### THE TASK
Look for the word "liquid" in the entries below, then copy every line that has it.
[Start]
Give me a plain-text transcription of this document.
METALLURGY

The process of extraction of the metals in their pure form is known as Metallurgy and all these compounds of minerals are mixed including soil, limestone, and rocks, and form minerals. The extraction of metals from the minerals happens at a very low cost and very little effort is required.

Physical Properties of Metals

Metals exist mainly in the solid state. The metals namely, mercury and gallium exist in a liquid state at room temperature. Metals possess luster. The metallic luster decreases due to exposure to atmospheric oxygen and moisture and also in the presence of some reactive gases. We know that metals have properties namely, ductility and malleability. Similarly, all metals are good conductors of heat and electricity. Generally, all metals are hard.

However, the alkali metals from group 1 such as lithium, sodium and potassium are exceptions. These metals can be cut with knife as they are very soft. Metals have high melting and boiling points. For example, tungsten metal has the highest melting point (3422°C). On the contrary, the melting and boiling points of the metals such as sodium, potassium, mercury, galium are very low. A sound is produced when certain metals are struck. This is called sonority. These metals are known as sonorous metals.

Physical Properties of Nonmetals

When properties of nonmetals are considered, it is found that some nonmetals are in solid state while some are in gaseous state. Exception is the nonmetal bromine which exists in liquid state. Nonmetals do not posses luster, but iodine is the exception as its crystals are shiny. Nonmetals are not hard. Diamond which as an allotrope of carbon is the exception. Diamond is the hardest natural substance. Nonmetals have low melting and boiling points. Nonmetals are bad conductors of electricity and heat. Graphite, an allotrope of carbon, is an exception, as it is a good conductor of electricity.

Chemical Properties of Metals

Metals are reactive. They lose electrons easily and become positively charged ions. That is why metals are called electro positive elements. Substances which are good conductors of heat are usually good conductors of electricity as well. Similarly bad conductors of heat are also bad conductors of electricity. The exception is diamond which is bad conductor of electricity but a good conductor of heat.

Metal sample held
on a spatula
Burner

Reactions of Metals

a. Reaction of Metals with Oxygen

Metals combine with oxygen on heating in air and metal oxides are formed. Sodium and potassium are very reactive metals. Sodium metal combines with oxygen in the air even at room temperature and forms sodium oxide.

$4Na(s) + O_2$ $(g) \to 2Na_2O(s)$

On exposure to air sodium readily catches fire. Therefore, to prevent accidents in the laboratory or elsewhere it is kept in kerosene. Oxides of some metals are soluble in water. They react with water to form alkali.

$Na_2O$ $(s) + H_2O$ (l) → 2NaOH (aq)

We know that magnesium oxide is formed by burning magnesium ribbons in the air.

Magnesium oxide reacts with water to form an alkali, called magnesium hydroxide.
[End]
### SOLUTION FOR THIS EXERCISE
Metals exist mainly in the solid state. The metals namely, mercury and gallium exist in a liquid state at room temperature. Metals possess luster. The metallic luster decreases due to exposure to atmospheric oxygen and moisture and also in the presence of some reactive gases. We know that metals have properties namely, ductility and malleability. Similarly, all metals are good conductors of heat and electricity. Generally, all metals are hard.
When properties of nonmetals are considered, it is found that some nonmetals are in solid state while some are in gaseous state. Exception is the nonmetal bromine which exists in liquid state. Nonmetals do not posses luster, but iodine is the exception as its crystals are shiny. Nonmetals are not hard. Diamond which as an allotrope of carbon is the exception. Diamond is the hardest natural substance. Nonmetals have low melting and boiling points. Nonmetals are bad conductors of electricity and heat. Graphite, an allotrope of carbon, is an exception, as it is a good conductor of electricity.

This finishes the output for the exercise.